◆ **Records supplied**
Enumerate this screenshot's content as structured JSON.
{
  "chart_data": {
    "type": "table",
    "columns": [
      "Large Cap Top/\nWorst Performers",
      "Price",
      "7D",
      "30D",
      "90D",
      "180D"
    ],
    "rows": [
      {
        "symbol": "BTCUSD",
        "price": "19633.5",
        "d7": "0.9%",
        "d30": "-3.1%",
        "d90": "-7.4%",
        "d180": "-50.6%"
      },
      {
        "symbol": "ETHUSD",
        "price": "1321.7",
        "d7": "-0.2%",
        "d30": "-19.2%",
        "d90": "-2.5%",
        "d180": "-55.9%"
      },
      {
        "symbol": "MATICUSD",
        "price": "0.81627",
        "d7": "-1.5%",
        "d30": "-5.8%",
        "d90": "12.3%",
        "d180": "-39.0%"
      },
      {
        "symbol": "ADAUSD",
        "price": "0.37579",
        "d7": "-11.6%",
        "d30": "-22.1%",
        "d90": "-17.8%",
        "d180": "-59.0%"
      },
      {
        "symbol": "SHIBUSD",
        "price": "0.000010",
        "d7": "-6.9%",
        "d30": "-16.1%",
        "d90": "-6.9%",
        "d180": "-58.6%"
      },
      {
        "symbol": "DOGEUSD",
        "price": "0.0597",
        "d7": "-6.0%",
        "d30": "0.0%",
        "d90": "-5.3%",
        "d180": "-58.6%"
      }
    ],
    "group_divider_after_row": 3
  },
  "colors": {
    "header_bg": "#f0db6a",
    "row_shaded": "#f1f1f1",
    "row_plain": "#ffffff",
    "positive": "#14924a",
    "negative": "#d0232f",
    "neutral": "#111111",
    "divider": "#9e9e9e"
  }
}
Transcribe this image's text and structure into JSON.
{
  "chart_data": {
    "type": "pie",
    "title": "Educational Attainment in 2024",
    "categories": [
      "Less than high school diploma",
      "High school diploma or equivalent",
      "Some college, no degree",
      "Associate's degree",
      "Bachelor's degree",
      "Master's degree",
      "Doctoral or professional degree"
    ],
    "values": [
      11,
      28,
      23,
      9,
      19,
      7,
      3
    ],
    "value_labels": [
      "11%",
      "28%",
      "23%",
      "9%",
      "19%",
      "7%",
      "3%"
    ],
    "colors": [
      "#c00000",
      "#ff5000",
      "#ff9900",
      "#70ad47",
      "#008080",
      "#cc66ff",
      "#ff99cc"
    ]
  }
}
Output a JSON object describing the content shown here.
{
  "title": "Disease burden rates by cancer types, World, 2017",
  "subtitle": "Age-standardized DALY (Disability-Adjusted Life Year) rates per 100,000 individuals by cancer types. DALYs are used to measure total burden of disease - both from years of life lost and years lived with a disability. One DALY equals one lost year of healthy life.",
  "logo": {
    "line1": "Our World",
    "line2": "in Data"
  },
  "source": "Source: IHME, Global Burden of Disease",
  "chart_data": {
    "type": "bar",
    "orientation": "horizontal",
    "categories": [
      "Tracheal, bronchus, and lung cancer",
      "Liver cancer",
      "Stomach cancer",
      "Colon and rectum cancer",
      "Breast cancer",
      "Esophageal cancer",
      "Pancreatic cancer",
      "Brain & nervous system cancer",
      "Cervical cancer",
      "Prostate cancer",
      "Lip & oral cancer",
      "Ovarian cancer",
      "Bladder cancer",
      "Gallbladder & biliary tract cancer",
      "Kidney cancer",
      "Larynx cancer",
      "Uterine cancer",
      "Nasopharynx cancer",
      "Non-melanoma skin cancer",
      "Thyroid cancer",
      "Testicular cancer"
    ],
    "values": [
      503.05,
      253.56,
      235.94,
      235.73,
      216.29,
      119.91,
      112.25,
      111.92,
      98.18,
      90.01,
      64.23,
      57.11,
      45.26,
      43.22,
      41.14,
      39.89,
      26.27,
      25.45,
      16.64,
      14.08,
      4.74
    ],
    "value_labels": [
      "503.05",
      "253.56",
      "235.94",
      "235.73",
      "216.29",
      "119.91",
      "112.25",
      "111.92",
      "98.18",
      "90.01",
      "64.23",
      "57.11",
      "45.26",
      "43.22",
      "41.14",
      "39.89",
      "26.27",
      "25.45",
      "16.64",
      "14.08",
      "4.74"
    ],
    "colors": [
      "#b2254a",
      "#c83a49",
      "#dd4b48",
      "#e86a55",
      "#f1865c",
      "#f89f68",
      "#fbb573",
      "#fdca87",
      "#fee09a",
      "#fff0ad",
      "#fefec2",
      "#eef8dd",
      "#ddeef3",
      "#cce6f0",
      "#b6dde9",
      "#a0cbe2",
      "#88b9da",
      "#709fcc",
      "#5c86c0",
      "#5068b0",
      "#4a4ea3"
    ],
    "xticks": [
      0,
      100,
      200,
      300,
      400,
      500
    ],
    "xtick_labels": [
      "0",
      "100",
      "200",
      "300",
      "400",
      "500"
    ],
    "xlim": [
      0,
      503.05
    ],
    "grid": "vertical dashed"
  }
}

◆ **Work required**
Copy out all lines above that include the string "rates".

◆ **Answer to this problem**
  "title": "Disease burden rates by cancer types, World, 2017",
  "subtitle": "Age-standardized DALY (Disability-Adjusted Life Year) rates per 100,000 individuals by cancer types. DALYs are used to measure total burden of disease - both from years of life lost and years lived with a disability. One DALY equals one lost year of healthy life.",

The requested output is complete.